Short problem: Copy out all of the material exactly as presented.

____________

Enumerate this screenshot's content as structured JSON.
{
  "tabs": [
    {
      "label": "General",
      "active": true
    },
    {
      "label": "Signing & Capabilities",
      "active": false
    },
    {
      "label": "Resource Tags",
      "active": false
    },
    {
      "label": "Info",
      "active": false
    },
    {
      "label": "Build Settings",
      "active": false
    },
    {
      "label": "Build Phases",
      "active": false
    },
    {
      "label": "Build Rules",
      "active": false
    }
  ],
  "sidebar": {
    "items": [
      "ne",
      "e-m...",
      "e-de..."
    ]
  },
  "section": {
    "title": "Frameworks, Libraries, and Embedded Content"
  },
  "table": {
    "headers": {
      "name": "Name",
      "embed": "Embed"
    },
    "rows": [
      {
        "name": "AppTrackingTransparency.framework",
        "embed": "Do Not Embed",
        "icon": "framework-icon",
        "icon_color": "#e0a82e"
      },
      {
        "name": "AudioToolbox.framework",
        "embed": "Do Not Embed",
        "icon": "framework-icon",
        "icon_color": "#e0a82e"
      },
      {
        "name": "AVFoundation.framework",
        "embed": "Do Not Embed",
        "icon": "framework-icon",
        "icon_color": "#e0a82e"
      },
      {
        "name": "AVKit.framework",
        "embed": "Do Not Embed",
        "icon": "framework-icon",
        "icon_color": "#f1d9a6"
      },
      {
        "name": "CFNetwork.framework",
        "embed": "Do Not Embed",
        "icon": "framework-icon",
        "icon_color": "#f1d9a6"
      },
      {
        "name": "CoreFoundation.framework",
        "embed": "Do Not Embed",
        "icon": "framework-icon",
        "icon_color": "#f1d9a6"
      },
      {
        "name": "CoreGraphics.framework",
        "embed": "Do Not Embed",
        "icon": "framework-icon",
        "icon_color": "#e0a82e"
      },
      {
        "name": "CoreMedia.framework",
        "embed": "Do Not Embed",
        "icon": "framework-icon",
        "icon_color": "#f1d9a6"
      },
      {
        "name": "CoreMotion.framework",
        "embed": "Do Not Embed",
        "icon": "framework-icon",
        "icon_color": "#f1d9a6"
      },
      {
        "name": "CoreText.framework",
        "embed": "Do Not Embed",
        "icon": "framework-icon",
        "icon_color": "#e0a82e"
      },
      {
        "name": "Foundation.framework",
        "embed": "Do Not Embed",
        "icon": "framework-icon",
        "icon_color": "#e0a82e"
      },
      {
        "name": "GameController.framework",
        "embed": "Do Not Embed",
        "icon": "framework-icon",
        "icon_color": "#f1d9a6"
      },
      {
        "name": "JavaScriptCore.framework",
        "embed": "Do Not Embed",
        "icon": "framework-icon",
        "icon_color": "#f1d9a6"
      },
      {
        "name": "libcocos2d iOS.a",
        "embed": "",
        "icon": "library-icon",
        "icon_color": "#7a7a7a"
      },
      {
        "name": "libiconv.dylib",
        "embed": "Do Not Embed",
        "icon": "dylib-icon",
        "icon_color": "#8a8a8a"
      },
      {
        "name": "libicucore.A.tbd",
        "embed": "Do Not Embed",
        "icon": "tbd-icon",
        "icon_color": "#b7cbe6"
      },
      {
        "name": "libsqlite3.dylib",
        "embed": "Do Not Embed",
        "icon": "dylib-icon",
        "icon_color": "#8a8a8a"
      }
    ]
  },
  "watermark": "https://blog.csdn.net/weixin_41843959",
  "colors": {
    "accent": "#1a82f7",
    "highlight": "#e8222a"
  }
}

____________

The solution:
Enumerate this screenshot's content as structured JSON.
{
  "tabs": [
    {
      "label": "General",
      "active": true
    },
    {
      "label": "Signing & Capabilities",
      "active": false
    },
    {
      "label": "Resource Tags",
      "active": false
    },
    {
      "label": "Info",
      "active": false
    },
    {
      "label": "Build Settings",
      "active": false
    },
    {
      "label": "Build Phases",
      "active": false
    },
    {
      "label": "Build Rules",
      "active": false
    }
  ],
  "sidebar": {
    "items": [
      "ne",
      "e-m...",
      "e-de..."
    ]
  },
  "section": {
    "title": "Frameworks, Libraries, and Embedded Content"
  },
  "table": {
    "headers": {
      "name": "Name",
      "embed": "Embed"
    },
    "rows": [
      {
        "name": "AppTrackingTransparency.framework",
        "embed": "Do Not Embed",
        "icon": "framework-icon",
        "icon_color": "#e0a82e"
      },
      {
        "name": "AudioToolbox.framework",
        "embed": "Do Not Embed",
        "icon": "framework-icon",
        "icon_color": "#e0a82e"
      },
      {
        "name": "AVFoundation.framework",
        "embed": "Do Not Embed",
        "icon": "framework-icon",
        "icon_color": "#e0a82e"
      },
      {
        "name": "AVKit.framework",
        "embed": "Do Not Embed",
        "icon": "framework-icon",
        "icon_color": "#f1d9a6"
      },
      {
        "name": "CFNetwork.framework",
        "embed": "Do Not Embed",
        "icon": "framework-icon",
        "icon_color": "#f1d9a6"
      },
      {
        "name": "CoreFoundation.framework",
        "embed": "Do Not Embed",
        "icon": "framework-icon",
        "icon_color": "#f1d9a6"
      },
      {
        "name": "CoreGraphics.framework",
        "embed": "Do Not Embed",
        "icon": "framework-icon",
        "icon_color": "#e0a82e"
      },
      {
        "name": "CoreMedia.framework",
        "embed": "Do Not Embed",
        "icon": "framework-icon",
        "icon_color": "#f1d9a6"
      },
      {
        "name": "CoreMotion.framework",
        "embed": "Do Not Embed",
        "icon": "framework-icon",
        "icon_color": "#f1d9a6"
      },
      {
        "name": "CoreText.framework",
        "embed": "Do Not Embed",
        "icon": "framework-icon",
        "icon_color": "#e0a82e"
      },
      {
        "name": "Foundation.framework",
        "embed": "Do Not Embed",
        "icon": "framework-icon",
        "icon_color": "#e0a82e"
      },
      {
        "name": "GameController.framework",
        "embed": "Do Not Embed",
        "icon": "framework-icon",
        "icon_color": "#f1d9a6"
      },
      {
        "name": "JavaScriptCore.framework",
        "embed": "Do Not Embed",
        "icon": "framework-icon",
        "icon_color": "#f1d9a6"
      },
      {
        "name": "libcocos2d iOS.a",
        "embed": "",
        "icon": "library-icon",
        "icon_color": "#7a7a7a"
      },
      {
        "name": "libiconv.dylib",
        "embed": "Do Not Embed",
        "icon": "dylib-icon",
        "icon_color": "#8a8a8a"
      },
      {
        "name": "libicucore.A.tbd",
        "embed": "Do Not Embed",
        "icon": "tbd-icon",
        "icon_color": "#b7cbe6"
      },
      {
        "name": "libsqlite3.dylib",
        "embed": "Do Not Embed",
        "icon": "dylib-icon",
        "icon_color": "#8a8a8a"
      }
    ]
  },
  "watermark": "https://blog.csdn.net/weixin_41843959",
  "colors": {
    "accent": "#1a82f7",
    "highlight": "#e8222a"
  }
}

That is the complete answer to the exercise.